Work to do:
Each record below is to be copied word for word, with pictures removed.
____ Dataset content
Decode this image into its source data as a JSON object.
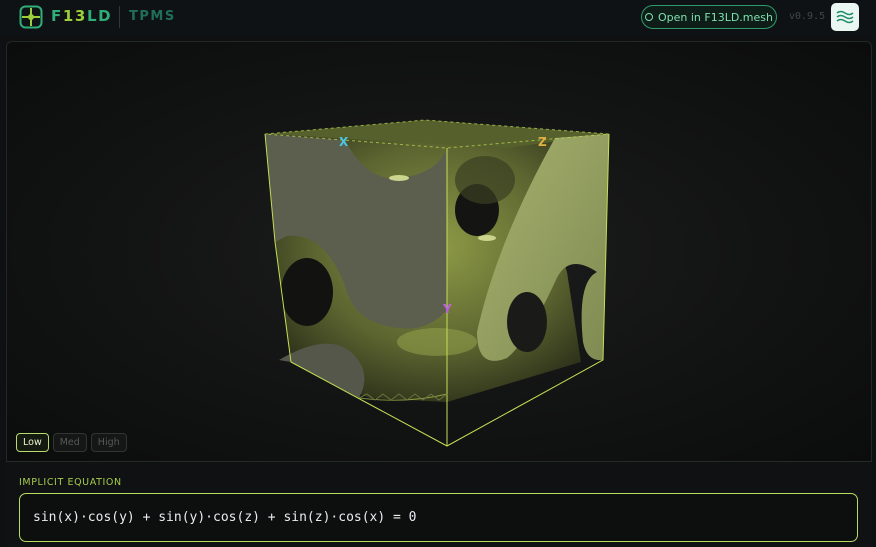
{
  "header": {
    "brand_prefix": "F",
    "brand_mid": "13",
    "brand_suffix": "LD",
    "product": "TPMS",
    "open_button_label": "Open in F13LD.mesh",
    "version": "v0.9.5",
    "icons": {
      "logo": "f13ld-logo-icon",
      "open": "ring-icon",
      "waves": "waves-icon"
    }
  },
  "viewer": {
    "axes": {
      "x": "X",
      "y": "Y",
      "z": "Z"
    },
    "quality_options": [
      "Low",
      "Med",
      "High"
    ],
    "quality_selected": "Low",
    "colors": {
      "surface": "#7f8c3f",
      "wireframe": "#c3df55",
      "background": "#121313"
    }
  },
  "equation": {
    "label": "IMPLICIT EQUATION",
    "text": "sin(x)·cos(y) + sin(y)·cos(z) + sin(z)·cos(x) = 0"
  },
  "colors": {
    "accent": "#b7dc62",
    "brand_green": "#2fae7a",
    "teal": "#7fe0b0"
  }
}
________
Task response:
Decode this image into its source data as a JSON object.
{
  "header": {
    "brand_prefix": "F",
    "brand_mid": "13",
    "brand_suffix": "LD",
    "product": "TPMS",
    "open_button_label": "Open in F13LD.mesh",
    "version": "v0.9.5",
    "icons": {
      "logo": "f13ld-logo-icon",
      "open": "ring-icon",
      "waves": "waves-icon"
    }
  },
  "viewer": {
    "axes": {
      "x": "X",
      "y": "Y",
      "z": "Z"
    },
    "quality_options": [
      "Low",
      "Med",
      "High"
    ],
    "quality_selected": "Low",
    "colors": {
      "surface": "#7f8c3f",
      "wireframe": "#c3df55",
      "background": "#121313"
    }
  },
  "equation": {
    "label": "IMPLICIT EQUATION",
    "text": "sin(x)·cos(y) + sin(y)·cos(z) + sin(z)·cos(x) = 0"
  },
  "colors": {
    "accent": "#b7dc62",
    "brand_green": "#2fae7a",
    "teal": "#7fe0b0"
  }
}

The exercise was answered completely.